Denver: The typical day for Noah Lyles now looks something like this: Drive to park. Unload weights from truck. Sprint on grassy field. Lift. And, every now and then, head home and take a doping test.
The world-champion sprinter is one of 15 American athletes who have volunteered to conduct in-home drug tests on themselves as part of a pilot program being run by the U.S. Anti-Doping Agency.
With anti-doping collections severely curtailed across the globe because of the coronavirus pandemic, USADA is looking at new options, in this case by asking a group of leading Americans to give urine and small dried blood samples at home.
They asked me to do it, and I wasn't opposed to doing it, Lyles said.
It's a way to get my drug test in. Athletes are still required to fill out their whereabouts forms, and under this program, a doping control officer will connect with an athlete via Zoom or FaceTime during a prescribed window.
Athletes receive test kits at home and head into their bathroom to give urine samples while leaving their laptops outside the room. Under normal circumstances, the officer would come to the house (or wherever the athlete was at the time) and stand outside the bathroom.

Page layout parsing data.
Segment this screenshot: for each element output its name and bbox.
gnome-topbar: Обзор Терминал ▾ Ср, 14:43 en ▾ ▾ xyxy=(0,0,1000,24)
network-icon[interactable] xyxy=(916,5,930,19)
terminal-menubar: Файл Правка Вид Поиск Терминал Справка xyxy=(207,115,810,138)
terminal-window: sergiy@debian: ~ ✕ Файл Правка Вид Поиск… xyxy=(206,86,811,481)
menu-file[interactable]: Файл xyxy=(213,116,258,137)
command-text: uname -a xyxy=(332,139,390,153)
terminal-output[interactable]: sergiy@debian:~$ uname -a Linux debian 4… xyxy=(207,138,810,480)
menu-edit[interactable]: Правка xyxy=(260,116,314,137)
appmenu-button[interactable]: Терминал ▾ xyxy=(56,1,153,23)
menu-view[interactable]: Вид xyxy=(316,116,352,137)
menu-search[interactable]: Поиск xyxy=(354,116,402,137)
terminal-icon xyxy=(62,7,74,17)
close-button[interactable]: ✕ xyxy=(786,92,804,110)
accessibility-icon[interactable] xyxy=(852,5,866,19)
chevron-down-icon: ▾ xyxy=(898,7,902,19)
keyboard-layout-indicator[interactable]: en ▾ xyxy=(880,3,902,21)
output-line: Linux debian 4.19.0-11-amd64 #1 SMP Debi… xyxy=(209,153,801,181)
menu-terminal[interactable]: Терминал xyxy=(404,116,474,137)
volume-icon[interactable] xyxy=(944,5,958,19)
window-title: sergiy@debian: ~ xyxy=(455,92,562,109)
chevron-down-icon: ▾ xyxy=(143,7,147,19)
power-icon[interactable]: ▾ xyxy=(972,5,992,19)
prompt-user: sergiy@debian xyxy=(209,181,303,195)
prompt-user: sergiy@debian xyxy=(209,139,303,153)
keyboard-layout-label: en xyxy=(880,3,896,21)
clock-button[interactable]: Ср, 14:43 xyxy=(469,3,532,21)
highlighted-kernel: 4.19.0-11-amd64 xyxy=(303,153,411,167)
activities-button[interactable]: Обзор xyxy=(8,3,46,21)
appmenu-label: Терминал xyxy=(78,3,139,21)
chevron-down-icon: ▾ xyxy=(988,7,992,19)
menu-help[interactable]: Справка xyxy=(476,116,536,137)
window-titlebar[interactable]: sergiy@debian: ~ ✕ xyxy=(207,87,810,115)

Exercise requirements.
According to the article on at-home doping tests, how many American athletes volunteered to test themselves at home in the pilot program?

Answer section.
Fifteen American athletes volunteered.